Data records:
***

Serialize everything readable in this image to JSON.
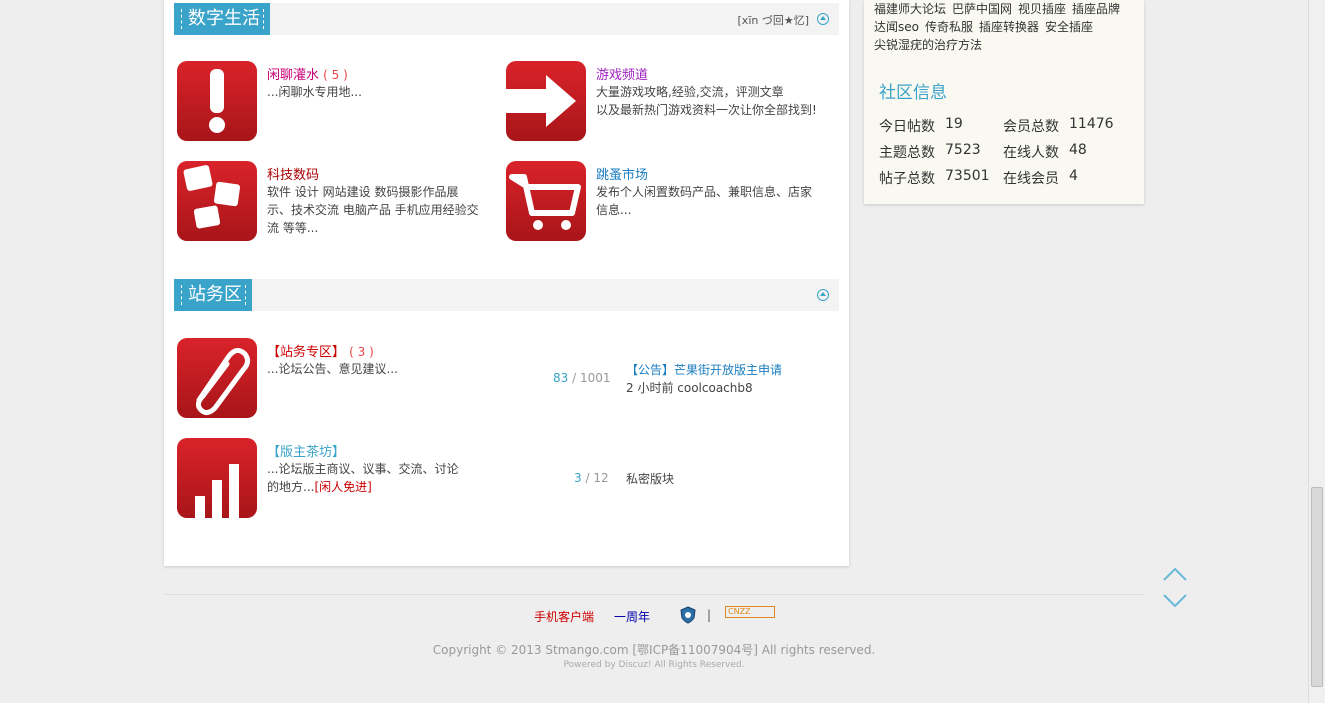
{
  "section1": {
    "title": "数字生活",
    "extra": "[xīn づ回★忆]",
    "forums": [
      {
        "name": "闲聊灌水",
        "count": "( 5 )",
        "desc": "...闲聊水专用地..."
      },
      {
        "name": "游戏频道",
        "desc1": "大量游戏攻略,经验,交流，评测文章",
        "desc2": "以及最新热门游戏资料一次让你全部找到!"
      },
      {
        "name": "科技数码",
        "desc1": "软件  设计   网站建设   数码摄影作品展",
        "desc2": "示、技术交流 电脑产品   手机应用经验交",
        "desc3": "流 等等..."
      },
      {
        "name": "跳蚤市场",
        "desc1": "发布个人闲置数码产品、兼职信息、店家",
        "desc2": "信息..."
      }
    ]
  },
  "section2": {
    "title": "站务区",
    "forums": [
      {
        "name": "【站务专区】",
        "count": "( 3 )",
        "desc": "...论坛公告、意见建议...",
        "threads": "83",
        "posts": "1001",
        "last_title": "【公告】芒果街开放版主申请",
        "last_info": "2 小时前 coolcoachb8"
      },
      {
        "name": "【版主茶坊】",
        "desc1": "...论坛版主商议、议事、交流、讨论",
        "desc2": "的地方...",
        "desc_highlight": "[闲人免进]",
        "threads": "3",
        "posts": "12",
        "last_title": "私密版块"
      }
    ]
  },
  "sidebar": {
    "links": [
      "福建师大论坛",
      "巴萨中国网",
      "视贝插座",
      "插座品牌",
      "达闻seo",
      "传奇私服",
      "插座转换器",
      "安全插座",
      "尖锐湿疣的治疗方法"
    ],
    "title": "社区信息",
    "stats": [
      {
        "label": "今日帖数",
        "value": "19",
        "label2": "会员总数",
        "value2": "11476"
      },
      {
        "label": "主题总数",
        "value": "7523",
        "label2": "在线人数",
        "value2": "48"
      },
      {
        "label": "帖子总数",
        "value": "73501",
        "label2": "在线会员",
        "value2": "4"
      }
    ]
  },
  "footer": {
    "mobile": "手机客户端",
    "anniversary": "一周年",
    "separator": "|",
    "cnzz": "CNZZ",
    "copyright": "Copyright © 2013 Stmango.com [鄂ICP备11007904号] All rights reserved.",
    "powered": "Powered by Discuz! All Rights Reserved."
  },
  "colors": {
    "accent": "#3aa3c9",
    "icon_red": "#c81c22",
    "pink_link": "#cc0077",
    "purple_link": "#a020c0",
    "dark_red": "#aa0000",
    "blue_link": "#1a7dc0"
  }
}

***

:: GOAL OF THE EXERCISE ::
Reproduce every line from the entries that holds the word "name".

:: EXERCISE ANSWER ::
        "name": "闲聊灌水",
        "name": "游戏频道",
        "name": "科技数码",
        "name": "跳蚤市场",
        "name": "【站务专区】",
        "name": "【版主茶坊】",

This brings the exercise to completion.